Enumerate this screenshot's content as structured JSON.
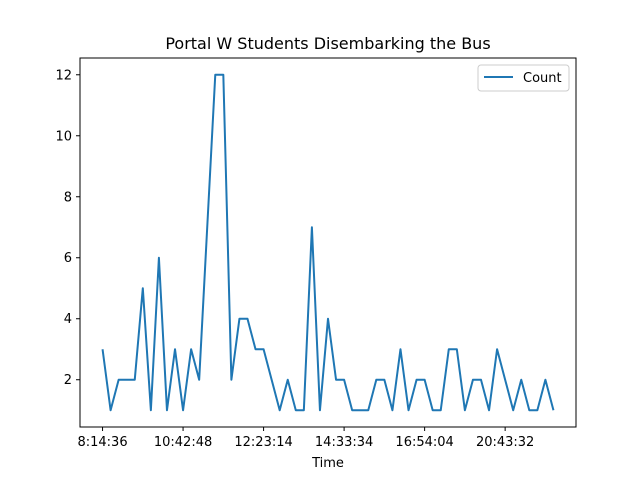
{
  "chart_data": {
    "type": "line",
    "title": "Portal W Students Disembarking the Bus",
    "xlabel": "Time",
    "ylabel": "",
    "x_tick_labels": [
      "8:14:36",
      "10:42:48",
      "12:23:14",
      "14:33:34",
      "16:54:04",
      "20:43:32"
    ],
    "x_tick_index": [
      0,
      10,
      20,
      30,
      40,
      50
    ],
    "y_ticks": [
      2,
      4,
      6,
      8,
      10,
      12
    ],
    "ylim": [
      0.45,
      12.55
    ],
    "xlim": [
      -2.8,
      58.8
    ],
    "grid": false,
    "legend_position": "top-right",
    "series": [
      {
        "name": "Count",
        "color": "#1f77b4",
        "values": [
          3,
          1,
          2,
          2,
          2,
          5,
          1,
          6,
          1,
          3,
          1,
          3,
          2,
          7,
          12,
          12,
          2,
          4,
          4,
          3,
          3,
          2,
          1,
          2,
          1,
          1,
          7,
          1,
          4,
          2,
          2,
          1,
          1,
          1,
          2,
          2,
          1,
          3,
          1,
          2,
          2,
          1,
          1,
          3,
          3,
          1,
          2,
          2,
          1,
          3,
          2,
          1,
          2,
          1,
          1,
          2,
          1
        ]
      }
    ]
  }
}
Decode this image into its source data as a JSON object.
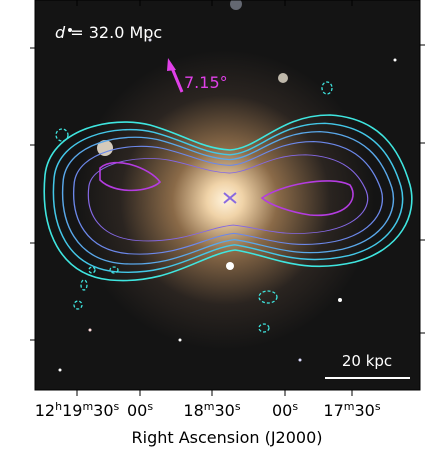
{
  "annotations": {
    "distance": {
      "symbol": "d",
      "text": "= 32.0 Mpc"
    },
    "angle": "7.15°",
    "scale_bar": "20 kpc"
  },
  "x_axis": {
    "label": "Right Ascension (J2000)",
    "ticks": [
      [
        [
          "12",
          "h"
        ],
        [
          "19",
          "m"
        ],
        [
          "30",
          "s"
        ]
      ],
      [
        [
          "00",
          "s"
        ]
      ],
      [
        [
          "18",
          "m"
        ],
        [
          "30",
          "s"
        ]
      ],
      [
        [
          "00",
          "s"
        ]
      ],
      [
        [
          "17",
          "m"
        ],
        [
          "30",
          "s"
        ]
      ]
    ]
  }
}
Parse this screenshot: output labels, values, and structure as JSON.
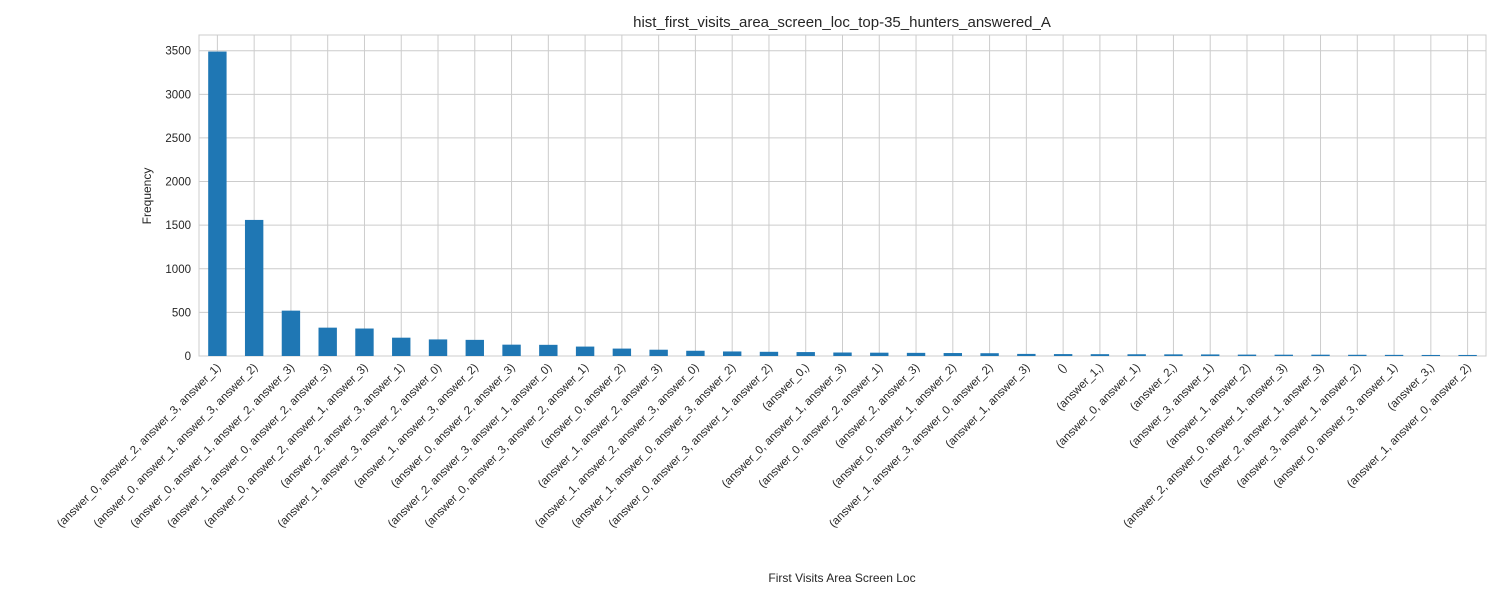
{
  "chart_data": {
    "type": "bar",
    "title": "hist_first_visits_area_screen_loc_top-35_hunters_answered_A",
    "xlabel": "First Visits Area Screen Loc",
    "ylabel": "Frequency",
    "ylim": [
      0,
      3680
    ],
    "yticks": [
      0,
      500,
      1000,
      1500,
      2000,
      2500,
      3000,
      3500
    ],
    "grid": true,
    "bar_color": "#1f77b4",
    "categories": [
      "(answer_0, answer_2, answer_3, answer_1)",
      "(answer_0, answer_1, answer_3, answer_2)",
      "(answer_0, answer_1, answer_2, answer_3)",
      "(answer_1, answer_0, answer_2, answer_3)",
      "(answer_0, answer_2, answer_1, answer_3)",
      "(answer_2, answer_3, answer_1)",
      "(answer_1, answer_3, answer_2, answer_0)",
      "(answer_1, answer_3, answer_2)",
      "(answer_0, answer_2, answer_3)",
      "(answer_2, answer_3, answer_1, answer_0)",
      "(answer_0, answer_3, answer_2, answer_1)",
      "(answer_0, answer_2)",
      "(answer_1, answer_2, answer_3)",
      "(answer_1, answer_2, answer_3, answer_0)",
      "(answer_1, answer_0, answer_3, answer_2)",
      "(answer_0, answer_3, answer_1, answer_2)",
      "(answer_0,)",
      "(answer_0, answer_1, answer_3)",
      "(answer_0, answer_2, answer_1)",
      "(answer_2, answer_3)",
      "(answer_0, answer_1, answer_2)",
      "(answer_1, answer_3, answer_0, answer_2)",
      "(answer_1, answer_3)",
      "()",
      "(answer_1,)",
      "(answer_0, answer_1)",
      "(answer_2,)",
      "(answer_3, answer_1)",
      "(answer_1, answer_2)",
      "(answer_2, answer_0, answer_1, answer_3)",
      "(answer_2, answer_1, answer_3)",
      "(answer_3, answer_1, answer_2)",
      "(answer_0, answer_3, answer_1)",
      "(answer_3,)",
      "(answer_1, answer_0, answer_2)"
    ],
    "values": [
      3490,
      1560,
      520,
      325,
      315,
      210,
      190,
      185,
      130,
      128,
      108,
      85,
      72,
      60,
      52,
      48,
      45,
      40,
      38,
      36,
      34,
      32,
      24,
      22,
      21,
      20,
      19,
      18,
      16,
      15,
      15,
      14,
      13,
      12,
      12
    ]
  }
}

### Short task
Among the records above, how many lines carry the string "values"? Reply with the number alone.

### Answer below
3